• _WHAT THE TASK REQUIRES_:
Reproduce each line of the material precisely.

• _DATA PROVIDED_:
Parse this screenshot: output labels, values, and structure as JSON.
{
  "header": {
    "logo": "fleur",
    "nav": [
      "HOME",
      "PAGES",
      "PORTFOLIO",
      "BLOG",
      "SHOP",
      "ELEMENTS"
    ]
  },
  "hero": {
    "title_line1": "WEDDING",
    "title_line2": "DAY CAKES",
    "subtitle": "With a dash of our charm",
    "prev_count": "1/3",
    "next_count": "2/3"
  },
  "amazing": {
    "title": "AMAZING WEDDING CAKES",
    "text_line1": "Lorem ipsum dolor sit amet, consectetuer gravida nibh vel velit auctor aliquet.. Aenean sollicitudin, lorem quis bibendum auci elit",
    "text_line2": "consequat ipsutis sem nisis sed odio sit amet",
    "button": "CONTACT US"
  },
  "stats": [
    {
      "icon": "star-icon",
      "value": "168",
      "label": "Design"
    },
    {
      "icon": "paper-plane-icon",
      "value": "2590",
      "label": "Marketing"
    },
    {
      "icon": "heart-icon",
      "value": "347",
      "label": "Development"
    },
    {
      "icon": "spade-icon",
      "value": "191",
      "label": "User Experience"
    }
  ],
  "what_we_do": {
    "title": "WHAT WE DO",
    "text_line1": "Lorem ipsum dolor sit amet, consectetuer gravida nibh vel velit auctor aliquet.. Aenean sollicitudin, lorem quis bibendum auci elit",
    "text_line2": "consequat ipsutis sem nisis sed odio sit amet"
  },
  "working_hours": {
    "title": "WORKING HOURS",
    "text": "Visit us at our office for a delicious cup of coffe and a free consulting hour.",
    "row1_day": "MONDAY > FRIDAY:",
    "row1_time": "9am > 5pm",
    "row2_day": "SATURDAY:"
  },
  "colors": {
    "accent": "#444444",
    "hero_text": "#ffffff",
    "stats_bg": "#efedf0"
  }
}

• _TASK ANSWER_:
Parse this screenshot: output labels, values, and structure as JSON.
{
  "header": {
    "logo": "fleur",
    "nav": [
      "HOME",
      "PAGES",
      "PORTFOLIO",
      "BLOG",
      "SHOP",
      "ELEMENTS"
    ]
  },
  "hero": {
    "title_line1": "WEDDING",
    "title_line2": "DAY CAKES",
    "subtitle": "With a dash of our charm",
    "prev_count": "1/3",
    "next_count": "2/3"
  },
  "amazing": {
    "title": "AMAZING WEDDING CAKES",
    "text_line1": "Lorem ipsum dolor sit amet, consectetuer gravida nibh vel velit auctor aliquet.. Aenean sollicitudin, lorem quis bibendum auci elit",
    "text_line2": "consequat ipsutis sem nisis sed odio sit amet",
    "button": "CONTACT US"
  },
  "stats": [
    {
      "icon": "star-icon",
      "value": "168",
      "label": "Design"
    },
    {
      "icon": "paper-plane-icon",
      "value": "2590",
      "label": "Marketing"
    },
    {
      "icon": "heart-icon",
      "value": "347",
      "label": "Development"
    },
    {
      "icon": "spade-icon",
      "value": "191",
      "label": "User Experience"
    }
  ],
  "what_we_do": {
    "title": "WHAT WE DO",
    "text_line1": "Lorem ipsum dolor sit amet, consectetuer gravida nibh vel velit auctor aliquet.. Aenean sollicitudin, lorem quis bibendum auci elit",
    "text_line2": "consequat ipsutis sem nisis sed odio sit amet"
  },
  "working_hours": {
    "title": "WORKING HOURS",
    "text": "Visit us at our office for a delicious cup of coffe and a free consulting hour.",
    "row1_day": "MONDAY > FRIDAY:",
    "row1_time": "9am > 5pm",
    "row2_day": "SATURDAY:"
  },
  "colors": {
    "accent": "#444444",
    "hero_text": "#ffffff",
    "stats_bg": "#efedf0"
  }
}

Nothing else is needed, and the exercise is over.